WORK REQUIRED: Look through the records that follow. Copy every line containing the word "celky".

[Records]
## Begin
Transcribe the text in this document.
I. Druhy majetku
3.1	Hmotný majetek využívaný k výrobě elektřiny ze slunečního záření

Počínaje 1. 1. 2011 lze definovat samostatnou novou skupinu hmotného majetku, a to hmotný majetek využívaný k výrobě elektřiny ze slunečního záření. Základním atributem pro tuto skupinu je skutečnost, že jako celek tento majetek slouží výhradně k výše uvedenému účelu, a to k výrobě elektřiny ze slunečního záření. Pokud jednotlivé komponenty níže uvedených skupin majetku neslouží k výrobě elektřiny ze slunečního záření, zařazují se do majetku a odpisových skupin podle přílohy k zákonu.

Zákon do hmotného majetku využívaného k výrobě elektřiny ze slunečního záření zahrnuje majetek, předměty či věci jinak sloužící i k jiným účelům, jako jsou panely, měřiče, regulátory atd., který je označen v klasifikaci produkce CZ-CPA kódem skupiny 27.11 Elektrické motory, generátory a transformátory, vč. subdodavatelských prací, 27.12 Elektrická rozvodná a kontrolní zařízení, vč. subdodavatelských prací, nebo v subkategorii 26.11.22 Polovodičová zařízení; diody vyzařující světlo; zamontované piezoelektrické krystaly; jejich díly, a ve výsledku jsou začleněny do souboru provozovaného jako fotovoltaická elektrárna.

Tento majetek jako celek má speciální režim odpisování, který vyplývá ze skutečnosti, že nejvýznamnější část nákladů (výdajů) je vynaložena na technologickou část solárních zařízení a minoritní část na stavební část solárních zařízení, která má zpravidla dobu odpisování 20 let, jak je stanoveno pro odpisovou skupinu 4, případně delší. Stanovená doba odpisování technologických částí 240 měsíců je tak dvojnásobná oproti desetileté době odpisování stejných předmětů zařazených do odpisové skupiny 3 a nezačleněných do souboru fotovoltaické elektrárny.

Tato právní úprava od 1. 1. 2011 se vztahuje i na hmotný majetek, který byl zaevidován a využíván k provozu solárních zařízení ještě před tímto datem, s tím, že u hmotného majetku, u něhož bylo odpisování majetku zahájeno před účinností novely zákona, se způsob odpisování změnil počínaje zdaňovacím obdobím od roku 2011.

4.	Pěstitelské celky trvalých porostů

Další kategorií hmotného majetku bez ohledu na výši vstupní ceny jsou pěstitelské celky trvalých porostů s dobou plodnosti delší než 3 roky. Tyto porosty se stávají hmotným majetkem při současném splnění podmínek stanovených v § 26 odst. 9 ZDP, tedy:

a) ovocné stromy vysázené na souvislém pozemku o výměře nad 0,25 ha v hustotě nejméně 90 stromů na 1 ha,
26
## End
WORKED SOLUTION:
4.	Pěstitelské celky trvalých porostů
Další kategorií hmotného majetku bez ohledu na výši vstupní ceny jsou pěstitelské celky trvalých porostů s dobou plodnosti delší než 3 roky. Tyto porosty se stávají hmotným majetkem při současném splnění podmínek stanovených v § 26 odst. 9 ZDP, tedy:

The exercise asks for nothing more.